Task prompt:
Check every line of the data below for "Idai". Copy each one that has it.

Data records:
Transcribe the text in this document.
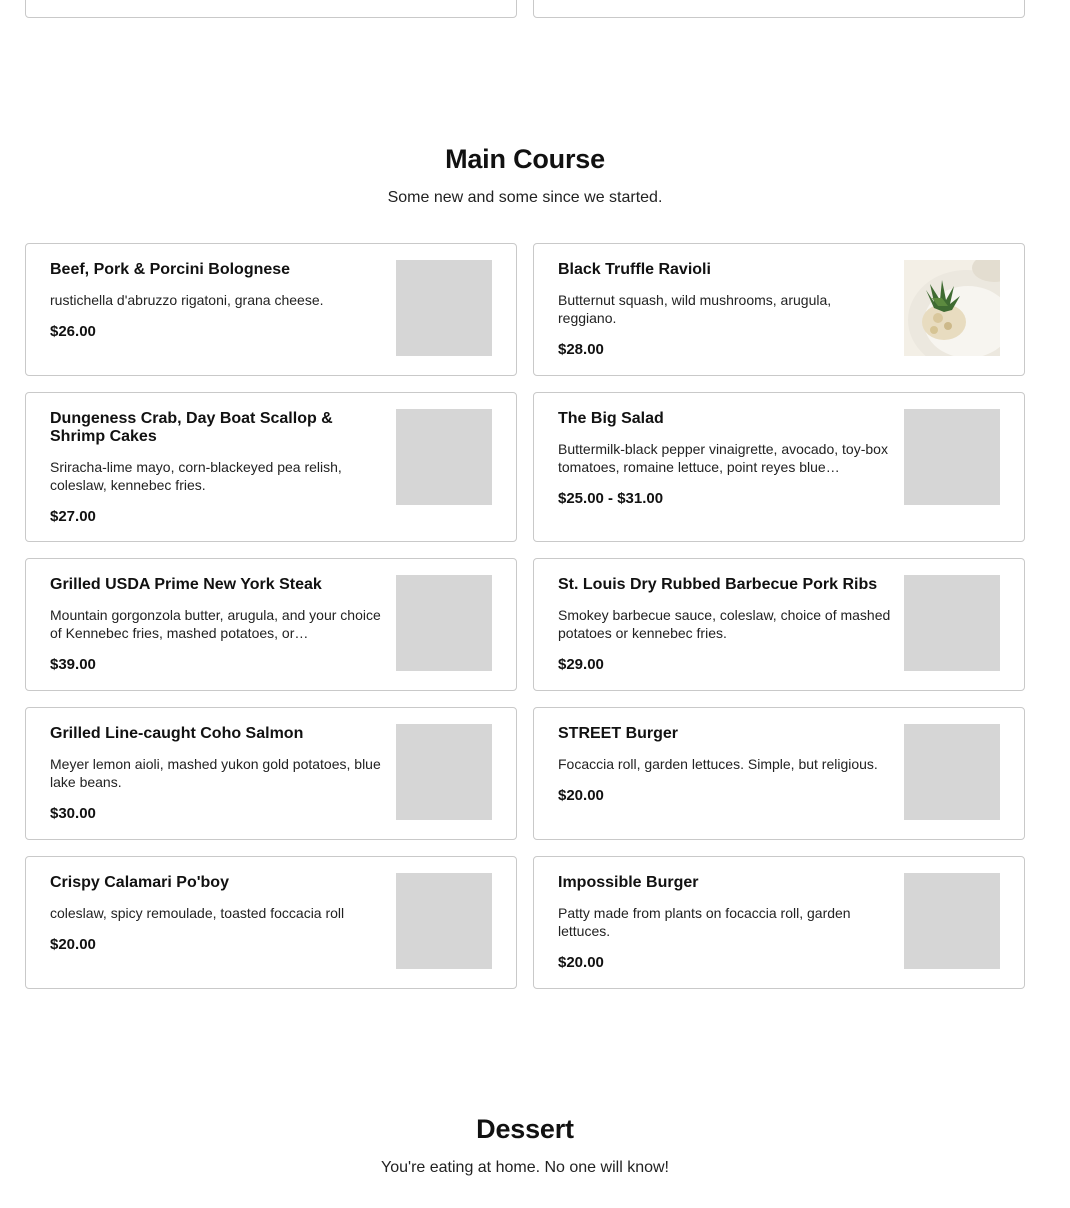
Main Course

Some new and some since we started.

Beef, Pork & Porcini Bolognese
rustichella d'abruzzo rigatoni, grana cheese.
$26.00
Black Truffle Ravioli
Butternut squash, wild mushrooms, arugula, reggiano.
$28.00
Dungeness Crab, Day Boat Scallop & Shrimp Cakes
Sriracha-lime mayo, corn-blackeyed pea relish, coleslaw, kennebec fries.
$27.00
The Big Salad
Buttermilk-black pepper vinaigrette, avocado, toy-box tomatoes, romaine lettuce, point reyes blue…
$25.00 - $31.00
Grilled USDA Prime New York Steak
Mountain gorgonzola butter, arugula, and your choice of Kennebec fries, mashed potatoes, or…
$39.00
St. Louis Dry Rubbed Barbecue Pork Ribs
Smokey barbecue sauce, coleslaw, choice of mashed potatoes or kennebec fries.
$29.00
Grilled Line-caught Coho Salmon
Meyer lemon aioli, mashed yukon gold potatoes, blue lake beans.
$30.00
STREET Burger
Focaccia roll, garden lettuces. Simple, but religious.
$20.00
Crispy Calamari Po'boy
coleslaw, spicy remoulade, toasted foccacia roll
$20.00
Impossible Burger
Patty made from plants on focaccia roll, garden lettuces.
$20.00
Dessert

You're eating at home. No one will know!
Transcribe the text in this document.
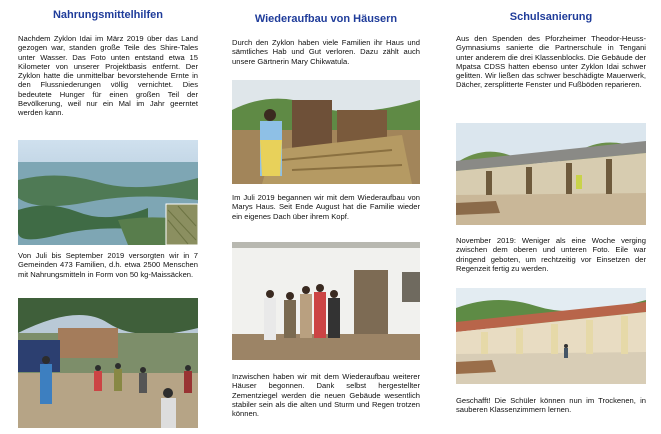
Nahrungsmittelhilfen

Nachdem Zyklon Idai im März 2019 über das Land gezogen war, standen große Teile des Shire-Tales unter Wasser. Das Foto unten entstand etwa 15 Kilometer von unserer Projektbasis entfernt. Der Zyklon hatte die unmittelbar bevorstehende Ernte in den Flussniederungen völlig vernichtet. Dies bedeutete Hunger für einen großen Teil der Bevölkerung, weil nur ein Mal im Jahr geerntet werden kann.

Von Juli bis September 2019 versorgten wir in 7 Gemeinden 473 Familien, d.h. etwa 2500 Menschen mit Nahrungsmitteln in Form von 50 kg-Maissäcken.

Wiederaufbau von Häusern

Durch den Zyklon haben viele Familien ihr Haus und sämtliches Hab und Gut verloren. Dazu zählt auch unsere Gärtnerin Mary Chikwatula.

Im Juli 2019 begannen wir mit dem Wiederaufbau von Marys Haus. Seit Ende August hat die Familie wieder ein eigenes Dach über ihrem Kopf.

Inzwischen haben wir mit dem Wiederaufbau weiterer Häuser begonnen. Dank selbst hergestellter Zementziegel werden die neuen Gebäude wesentlich stabiler sein als die alten und Sturm und Regen trotzen können.

Schulsanierung

Aus den Spenden des Pforzheimer Theodor-Heuss-Gymnasiums sanierte die Partnerschule in Tengani unter anderem die drei Klassenblocks. Die Gebäude der Mpatsa CDSS hatten ebenso unter Zyklon Idai schwer gelitten. Wir ließen das schwer beschädigte Mauerwerk, Dächer, zersplitterte Fenster und Fußböden reparieren.

November 2019: Weniger als eine Woche verging zwischen dem oberen und unteren Foto. Eile war dringend geboten, um rechtzeitig vor Einsetzen der Regenzeit fertig zu werden.

Geschafft! Die Schüler können nun im Trockenen, in sauberen Klassenzimmern lernen.
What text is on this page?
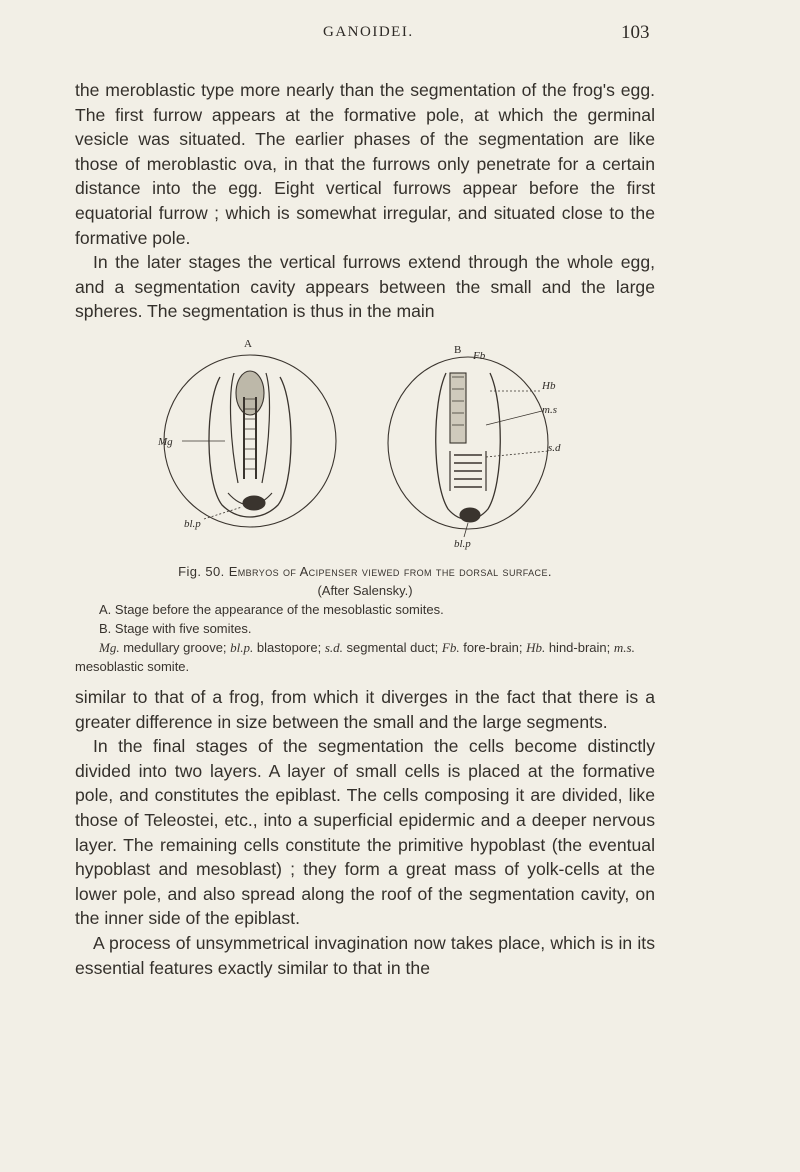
GANOIDEI.	103

the meroblastic type more nearly than the segmentation of the frog's egg. The first furrow appears at the formative pole, at which the germinal vesicle was situated. The earlier phases of the segmentation are like those of meroblastic ova, in that the furrows only penetrate for a certain distance into the egg. Eight vertical furrows appear before the first equatorial furrow ; which is somewhat irregular, and situated close to the formative pole.

In the later stages the vertical furrows extend through the whole egg, and a segmentation cavity appears between the small and the large spheres. The segmentation is thus in the main

A
Mg
bl.p
B Fb
Hb
m.s
s.d
bl.p
Fig. 50. Embryos of Acipenser viewed from the dorsal surface.
(After Salensky.)
A. Stage before the appearance of the mesoblastic somites.
B. Stage with five somites.
Mg. medullary groove; bl.p. blastopore; s.d. segmental duct; Fb. fore-brain; Hb. hind-brain; m.s. mesoblastic somite.

similar to that of a frog, from which it diverges in the fact that there is a greater difference in size between the small and the large segments.

In the final stages of the segmentation the cells become distinctly divided into two layers. A layer of small cells is placed at the formative pole, and constitutes the epiblast. The cells composing it are divided, like those of Teleostei, etc., into a superficial epidermic and a deeper nervous layer. The remaining cells constitute the primitive hypoblast (the eventual hypoblast and mesoblast) ; they form a great mass of yolk-cells at the lower pole, and also spread along the roof of the segmentation cavity, on the inner side of the epiblast.

A process of unsymmetrical invagination now takes place, which is in its essential features exactly similar to that in the
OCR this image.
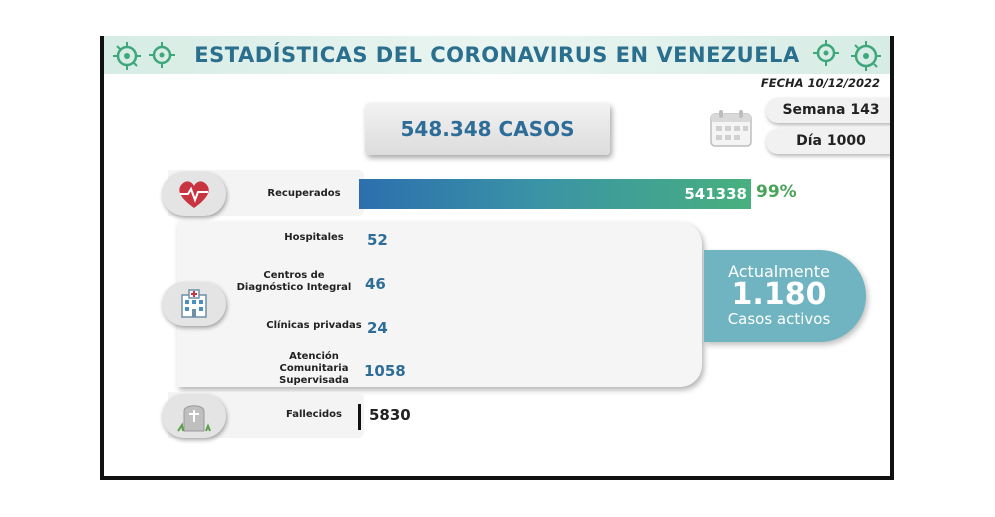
ESTADÍSTICAS DEL CORONAVIRUS EN VENEZUELA
FECHA 10/12/2022
548.348 CASOS
Semana 143
Día 1000
Recuperados	541338 99%
Hospitales	52
Centros de
Diagnóstico Integral 46
Clínicas privadas 24
Atención
Comunitaria
Supervisada
1058
Actualmente
1.180
Casos activos
Fallecidos	5830
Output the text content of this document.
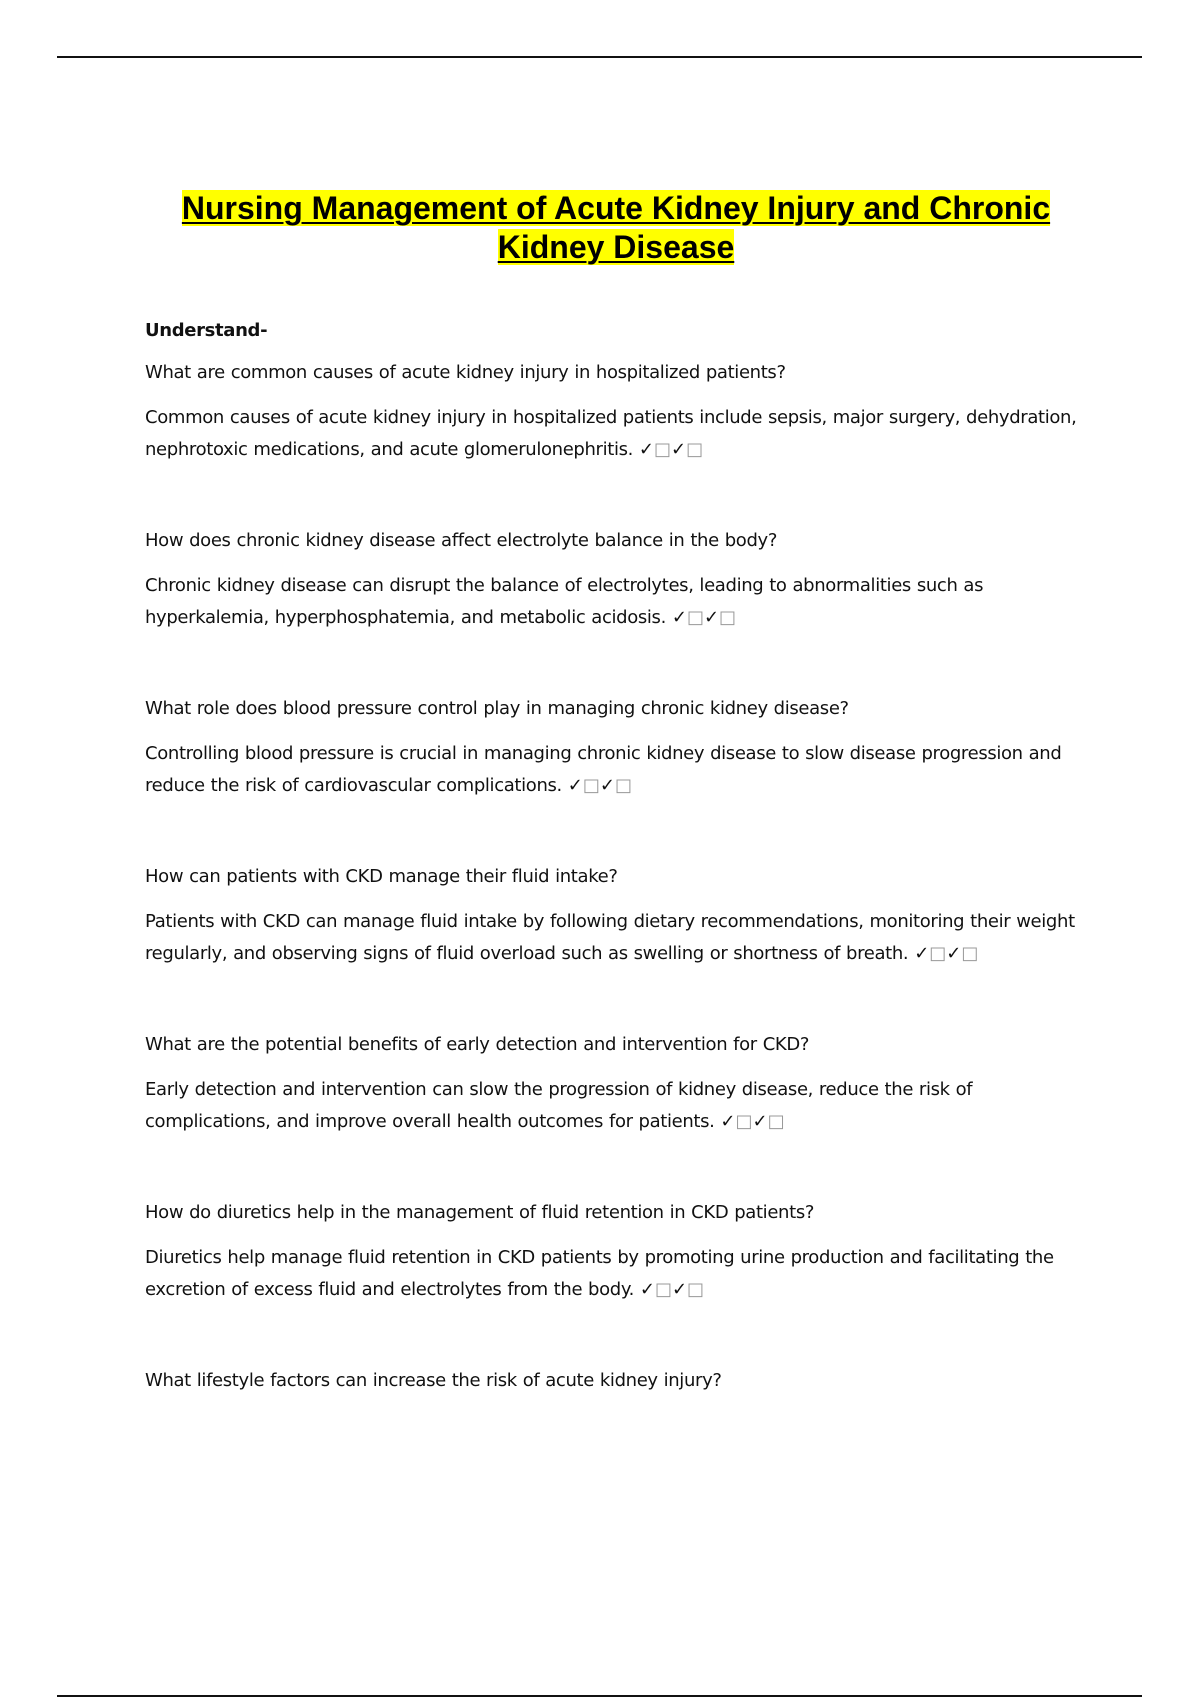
Nursing Management of Acute Kidney Injury and Chronic Kidney Disease
Understand-
What are common causes of acute kidney injury in hospitalized patients?
Common causes of acute kidney injury in hospitalized patients include sepsis, major surgery, dehydration, nephrotoxic medications, and acute glomerulonephritis. ✓□✓□
How does chronic kidney disease affect electrolyte balance in the body?
Chronic kidney disease can disrupt the balance of electrolytes, leading to abnormalities such as hyperkalemia, hyperphosphatemia, and metabolic acidosis. ✓□✓□
What role does blood pressure control play in managing chronic kidney disease?
Controlling blood pressure is crucial in managing chronic kidney disease to slow disease progression and reduce the risk of cardiovascular complications. ✓□✓□
How can patients with CKD manage their fluid intake?
Patients with CKD can manage fluid intake by following dietary recommendations, monitoring their weight regularly, and observing signs of fluid overload such as swelling or shortness of breath. ✓□✓□
What are the potential benefits of early detection and intervention for CKD?
Early detection and intervention can slow the progression of kidney disease, reduce the risk of complications, and improve overall health outcomes for patients. ✓□✓□
How do diuretics help in the management of fluid retention in CKD patients?
Diuretics help manage fluid retention in CKD patients by promoting urine production and facilitating the excretion of excess fluid and electrolytes from the body. ✓□✓□
What lifestyle factors can increase the risk of acute kidney injury?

Result of the exercise:
Nachdem Zyklon Idai im März 2019 über das Land gezogen war, standen große Teile des Shire-Tales unter Wasser. Das Foto unten entstand etwa 15 Kilometer von unserer Projektbasis entfernt. Der Zyklon hatte die unmittelbar bevorstehende Ernte in den Flussniederungen völlig vernichtet. Dies bedeutete Hunger für einen großen Teil der Bevölkerung, weil nur ein Mal im Jahr geerntet werden kann.
Aus den Spenden des Pforzheimer Theodor-Heuss-Gymnasiums sanierte die Partnerschule in Tengani unter anderem die drei Klassenblocks. Die Gebäude der Mpatsa CDSS hatten ebenso unter Zyklon Idai schwer gelitten. Wir ließen das schwer beschädigte Mauerwerk, Dächer, zersplitterte Fenster und Fußböden reparieren.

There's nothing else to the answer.